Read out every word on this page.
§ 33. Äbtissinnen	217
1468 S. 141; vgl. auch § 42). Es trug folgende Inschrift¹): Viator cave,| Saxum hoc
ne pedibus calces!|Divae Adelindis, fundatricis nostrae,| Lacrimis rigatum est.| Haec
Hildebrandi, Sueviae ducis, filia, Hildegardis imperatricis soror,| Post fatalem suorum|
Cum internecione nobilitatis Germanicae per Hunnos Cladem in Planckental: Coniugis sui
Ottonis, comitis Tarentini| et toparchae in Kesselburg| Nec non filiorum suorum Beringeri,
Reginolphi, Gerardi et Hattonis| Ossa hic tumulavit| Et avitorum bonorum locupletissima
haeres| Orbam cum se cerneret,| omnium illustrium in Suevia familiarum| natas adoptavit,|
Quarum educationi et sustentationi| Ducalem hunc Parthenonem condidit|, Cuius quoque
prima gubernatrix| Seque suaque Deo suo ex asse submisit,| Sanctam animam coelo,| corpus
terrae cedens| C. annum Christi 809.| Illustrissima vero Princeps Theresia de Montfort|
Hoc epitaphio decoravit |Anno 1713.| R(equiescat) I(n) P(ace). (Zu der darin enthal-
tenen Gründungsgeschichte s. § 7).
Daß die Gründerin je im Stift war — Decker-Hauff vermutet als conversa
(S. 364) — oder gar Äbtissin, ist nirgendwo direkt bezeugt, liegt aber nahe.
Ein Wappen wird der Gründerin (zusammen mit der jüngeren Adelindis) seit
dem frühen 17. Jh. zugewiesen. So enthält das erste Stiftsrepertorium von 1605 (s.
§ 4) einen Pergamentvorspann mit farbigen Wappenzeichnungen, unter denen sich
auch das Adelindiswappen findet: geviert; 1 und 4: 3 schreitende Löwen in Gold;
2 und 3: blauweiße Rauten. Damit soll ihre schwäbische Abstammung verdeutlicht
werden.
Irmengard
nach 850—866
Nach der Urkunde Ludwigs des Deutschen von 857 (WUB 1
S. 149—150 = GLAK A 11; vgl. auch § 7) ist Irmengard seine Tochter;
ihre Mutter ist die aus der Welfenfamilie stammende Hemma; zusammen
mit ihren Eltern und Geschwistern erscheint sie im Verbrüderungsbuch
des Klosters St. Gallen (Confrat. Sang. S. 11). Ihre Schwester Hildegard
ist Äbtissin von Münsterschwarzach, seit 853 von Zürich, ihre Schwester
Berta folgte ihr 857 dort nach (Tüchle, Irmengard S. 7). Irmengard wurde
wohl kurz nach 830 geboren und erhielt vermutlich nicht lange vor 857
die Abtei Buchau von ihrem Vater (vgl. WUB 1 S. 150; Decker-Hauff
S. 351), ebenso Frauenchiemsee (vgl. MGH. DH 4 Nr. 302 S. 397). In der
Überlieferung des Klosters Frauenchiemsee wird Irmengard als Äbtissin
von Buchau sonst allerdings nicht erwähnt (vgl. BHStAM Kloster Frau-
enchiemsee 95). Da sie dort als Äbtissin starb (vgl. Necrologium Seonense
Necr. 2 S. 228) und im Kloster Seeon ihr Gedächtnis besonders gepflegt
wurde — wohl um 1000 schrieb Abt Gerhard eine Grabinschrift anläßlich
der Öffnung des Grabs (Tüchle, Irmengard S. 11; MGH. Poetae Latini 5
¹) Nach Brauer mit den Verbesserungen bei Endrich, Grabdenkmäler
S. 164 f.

**What to work on:** Pick out every line holding the string "Hauff" and return it.

**Final result:**
Daß die Gründerin je im Stift war — Decker-Hauff vermutet als conversa
die Abtei Buchau von ihrem Vater (vgl. WUB 1 S. 150; Decker-Hauff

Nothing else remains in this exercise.